* [Written problem]
Each entry must appear again exactly as it does in the source.

▼

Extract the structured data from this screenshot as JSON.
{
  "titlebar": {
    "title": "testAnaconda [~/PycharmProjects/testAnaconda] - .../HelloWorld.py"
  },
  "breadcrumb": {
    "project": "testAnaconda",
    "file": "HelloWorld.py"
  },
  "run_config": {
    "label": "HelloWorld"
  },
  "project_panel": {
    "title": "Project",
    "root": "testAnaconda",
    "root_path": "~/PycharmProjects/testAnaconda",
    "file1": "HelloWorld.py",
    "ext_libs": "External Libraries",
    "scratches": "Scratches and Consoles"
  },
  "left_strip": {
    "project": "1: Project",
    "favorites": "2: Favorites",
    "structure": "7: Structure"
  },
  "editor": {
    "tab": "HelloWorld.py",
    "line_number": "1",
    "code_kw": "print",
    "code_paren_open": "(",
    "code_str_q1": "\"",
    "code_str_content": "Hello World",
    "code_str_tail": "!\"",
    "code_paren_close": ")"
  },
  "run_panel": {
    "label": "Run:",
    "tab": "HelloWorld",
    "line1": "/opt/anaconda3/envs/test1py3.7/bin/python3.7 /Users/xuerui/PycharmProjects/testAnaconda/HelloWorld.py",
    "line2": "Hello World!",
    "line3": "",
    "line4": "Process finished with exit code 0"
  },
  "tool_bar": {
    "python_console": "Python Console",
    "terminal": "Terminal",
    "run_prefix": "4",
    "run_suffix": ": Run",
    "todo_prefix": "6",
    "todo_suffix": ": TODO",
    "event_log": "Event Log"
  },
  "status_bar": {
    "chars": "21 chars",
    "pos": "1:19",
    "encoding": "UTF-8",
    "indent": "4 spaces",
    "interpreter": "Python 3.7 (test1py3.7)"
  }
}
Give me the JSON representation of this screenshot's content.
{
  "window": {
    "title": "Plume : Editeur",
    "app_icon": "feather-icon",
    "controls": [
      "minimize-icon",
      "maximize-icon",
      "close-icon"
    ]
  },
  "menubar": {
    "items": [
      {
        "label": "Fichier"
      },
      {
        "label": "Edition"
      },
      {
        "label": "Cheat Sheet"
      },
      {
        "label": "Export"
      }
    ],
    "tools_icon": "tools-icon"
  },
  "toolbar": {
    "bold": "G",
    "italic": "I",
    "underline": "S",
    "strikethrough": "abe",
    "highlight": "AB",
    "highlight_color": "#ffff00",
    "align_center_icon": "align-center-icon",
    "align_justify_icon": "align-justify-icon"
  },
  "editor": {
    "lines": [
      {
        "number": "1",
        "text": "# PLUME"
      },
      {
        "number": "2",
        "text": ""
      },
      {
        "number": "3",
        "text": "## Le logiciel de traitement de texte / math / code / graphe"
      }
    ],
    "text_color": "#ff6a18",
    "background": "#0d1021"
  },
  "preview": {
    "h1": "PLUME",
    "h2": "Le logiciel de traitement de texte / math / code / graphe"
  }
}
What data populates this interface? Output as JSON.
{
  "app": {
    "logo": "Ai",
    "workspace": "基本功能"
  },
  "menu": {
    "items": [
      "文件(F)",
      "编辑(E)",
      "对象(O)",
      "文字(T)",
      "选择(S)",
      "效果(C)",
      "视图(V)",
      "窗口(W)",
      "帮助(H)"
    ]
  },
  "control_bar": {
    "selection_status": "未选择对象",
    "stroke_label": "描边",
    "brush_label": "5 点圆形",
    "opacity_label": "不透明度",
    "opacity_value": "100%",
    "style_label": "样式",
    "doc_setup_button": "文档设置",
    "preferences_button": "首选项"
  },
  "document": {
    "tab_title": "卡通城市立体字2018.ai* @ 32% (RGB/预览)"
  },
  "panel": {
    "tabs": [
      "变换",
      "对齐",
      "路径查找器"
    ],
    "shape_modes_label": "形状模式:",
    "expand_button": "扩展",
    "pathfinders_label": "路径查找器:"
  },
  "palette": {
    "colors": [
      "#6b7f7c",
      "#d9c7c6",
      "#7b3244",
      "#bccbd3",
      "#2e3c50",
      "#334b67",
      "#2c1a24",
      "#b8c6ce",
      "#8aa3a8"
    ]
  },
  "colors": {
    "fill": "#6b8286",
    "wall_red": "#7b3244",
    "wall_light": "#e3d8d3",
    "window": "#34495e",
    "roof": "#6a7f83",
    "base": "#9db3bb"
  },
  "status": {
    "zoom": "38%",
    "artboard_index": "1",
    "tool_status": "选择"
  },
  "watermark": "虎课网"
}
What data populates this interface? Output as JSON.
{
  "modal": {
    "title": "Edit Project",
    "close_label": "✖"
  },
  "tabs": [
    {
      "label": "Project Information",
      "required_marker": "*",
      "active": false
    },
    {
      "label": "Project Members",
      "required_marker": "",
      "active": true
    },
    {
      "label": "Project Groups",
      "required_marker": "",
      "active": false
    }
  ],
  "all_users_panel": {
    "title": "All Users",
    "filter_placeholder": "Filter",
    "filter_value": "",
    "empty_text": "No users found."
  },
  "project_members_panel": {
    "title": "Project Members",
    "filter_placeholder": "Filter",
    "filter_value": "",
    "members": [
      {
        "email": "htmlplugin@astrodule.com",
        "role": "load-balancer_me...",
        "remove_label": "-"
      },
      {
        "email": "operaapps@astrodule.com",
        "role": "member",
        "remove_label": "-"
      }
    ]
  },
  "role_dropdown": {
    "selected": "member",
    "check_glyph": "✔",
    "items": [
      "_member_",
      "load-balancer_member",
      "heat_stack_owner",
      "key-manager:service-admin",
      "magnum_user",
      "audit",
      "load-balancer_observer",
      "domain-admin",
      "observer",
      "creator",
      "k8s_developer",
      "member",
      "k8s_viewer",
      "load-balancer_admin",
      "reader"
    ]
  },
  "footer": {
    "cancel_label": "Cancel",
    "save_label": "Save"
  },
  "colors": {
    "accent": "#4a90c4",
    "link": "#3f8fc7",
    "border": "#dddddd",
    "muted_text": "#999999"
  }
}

▲

* [Answer for the task]
Extract the structured data from this screenshot as JSON.
{
  "titlebar": {
    "title": "testAnaconda [~/PycharmProjects/testAnaconda] - .../HelloWorld.py"
  },
  "breadcrumb": {
    "project": "testAnaconda",
    "file": "HelloWorld.py"
  },
  "run_config": {
    "label": "HelloWorld"
  },
  "project_panel": {
    "title": "Project",
    "root": "testAnaconda",
    "root_path": "~/PycharmProjects/testAnaconda",
    "file1": "HelloWorld.py",
    "ext_libs": "External Libraries",
    "scratches": "Scratches and Consoles"
  },
  "left_strip": {
    "project": "1: Project",
    "favorites": "2: Favorites",
    "structure": "7: Structure"
  },
  "editor": {
    "tab": "HelloWorld.py",
    "line_number": "1",
    "code_kw": "print",
    "code_paren_open": "(",
    "code_str_q1": "\"",
    "code_str_content": "Hello World",
    "code_str_tail": "!\"",
    "code_paren_close": ")"
  },
  "run_panel": {
    "label": "Run:",
    "tab": "HelloWorld",
    "line1": "/opt/anaconda3/envs/test1py3.7/bin/python3.7 /Users/xuerui/PycharmProjects/testAnaconda/HelloWorld.py",
    "line2": "Hello World!",
    "line3": "",
    "line4": "Process finished with exit code 0"
  },
  "tool_bar": {
    "python_console": "Python Console",
    "terminal": "Terminal",
    "run_prefix": "4",
    "run_suffix": ": Run",
    "todo_prefix": "6",
    "todo_suffix": ": TODO",
    "event_log": "Event Log"
  },
  "status_bar": {
    "chars": "21 chars",
    "pos": "1:19",
    "encoding": "UTF-8",
    "indent": "4 spaces",
    "interpreter": "Python 3.7 (test1py3.7)"
  }
}
Give me the JSON representation of this screenshot's content.
{
  "window": {
    "title": "Plume : Editeur",
    "app_icon": "feather-icon",
    "controls": [
      "minimize-icon",
      "maximize-icon",
      "close-icon"
    ]
  },
  "menubar": {
    "items": [
      {
        "label": "Fichier"
      },
      {
        "label": "Edition"
      },
      {
        "label": "Cheat Sheet"
      },
      {
        "label": "Export"
      }
    ],
    "tools_icon": "tools-icon"
  },
  "toolbar": {
    "bold": "G",
    "italic": "I",
    "underline": "S",
    "strikethrough": "abe",
    "highlight": "AB",
    "highlight_color": "#ffff00",
    "align_center_icon": "align-center-icon",
    "align_justify_icon": "align-justify-icon"
  },
  "editor": {
    "lines": [
      {
        "number": "1",
        "text": "# PLUME"
      },
      {
        "number": "2",
        "text": ""
      },
      {
        "number": "3",
        "text": "## Le logiciel de traitement de texte / math / code / graphe"
      }
    ],
    "text_color": "#ff6a18",
    "background": "#0d1021"
  },
  "preview": {
    "h1": "PLUME",
    "h2": "Le logiciel de traitement de texte / math / code / graphe"
  }
}
What data populates this interface? Output as JSON.
{
  "app": {
    "logo": "Ai",
    "workspace": "基本功能"
  },
  "menu": {
    "items": [
      "文件(F)",
      "编辑(E)",
      "对象(O)",
      "文字(T)",
      "选择(S)",
      "效果(C)",
      "视图(V)",
      "窗口(W)",
      "帮助(H)"
    ]
  },
  "control_bar": {
    "selection_status": "未选择对象",
    "stroke_label": "描边",
    "brush_label": "5 点圆形",
    "opacity_label": "不透明度",
    "opacity_value": "100%",
    "style_label": "样式",
    "doc_setup_button": "文档设置",
    "preferences_button": "首选项"
  },
  "document": {
    "tab_title": "卡通城市立体字2018.ai* @ 32% (RGB/预览)"
  },
  "panel": {
    "tabs": [
      "变换",
      "对齐",
      "路径查找器"
    ],
    "shape_modes_label": "形状模式:",
    "expand_button": "扩展",
    "pathfinders_label": "路径查找器:"
  },
  "palette": {
    "colors": [
      "#6b7f7c",
      "#d9c7c6",
      "#7b3244",
      "#bccbd3",
      "#2e3c50",
      "#334b67",
      "#2c1a24",
      "#b8c6ce",
      "#8aa3a8"
    ]
  },
  "colors": {
    "fill": "#6b8286",
    "wall_red": "#7b3244",
    "wall_light": "#e3d8d3",
    "window": "#34495e",
    "roof": "#6a7f83",
    "base": "#9db3bb"
  },
  "status": {
    "zoom": "38%",
    "artboard_index": "1",
    "tool_status": "选择"
  },
  "watermark": "虎课网"
}
What data populates this interface? Output as JSON.
{
  "modal": {
    "title": "Edit Project",
    "close_label": "✖"
  },
  "tabs": [
    {
      "label": "Project Information",
      "required_marker": "*",
      "active": false
    },
    {
      "label": "Project Members",
      "required_marker": "",
      "active": true
    },
    {
      "label": "Project Groups",
      "required_marker": "",
      "active": false
    }
  ],
  "all_users_panel": {
    "title": "All Users",
    "filter_placeholder": "Filter",
    "filter_value": "",
    "empty_text": "No users found."
  },
  "project_members_panel": {
    "title": "Project Members",
    "filter_placeholder": "Filter",
    "filter_value": "",
    "members": [
      {
        "email": "htmlplugin@astrodule.com",
        "role": "load-balancer_me...",
        "remove_label": "-"
      },
      {
        "email": "operaapps@astrodule.com",
        "role": "member",
        "remove_label": "-"
      }
    ]
  },
  "role_dropdown": {
    "selected": "member",
    "check_glyph": "✔",
    "items": [
      "_member_",
      "load-balancer_member",
      "heat_stack_owner",
      "key-manager:service-admin",
      "magnum_user",
      "audit",
      "load-balancer_observer",
      "domain-admin",
      "observer",
      "creator",
      "k8s_developer",
      "member",
      "k8s_viewer",
      "load-balancer_admin",
      "reader"
    ]
  },
  "footer": {
    "cancel_label": "Cancel",
    "save_label": "Save"
  },
  "colors": {
    "accent": "#4a90c4",
    "link": "#3f8fc7",
    "border": "#dddddd",
    "muted_text": "#999999"
  }
}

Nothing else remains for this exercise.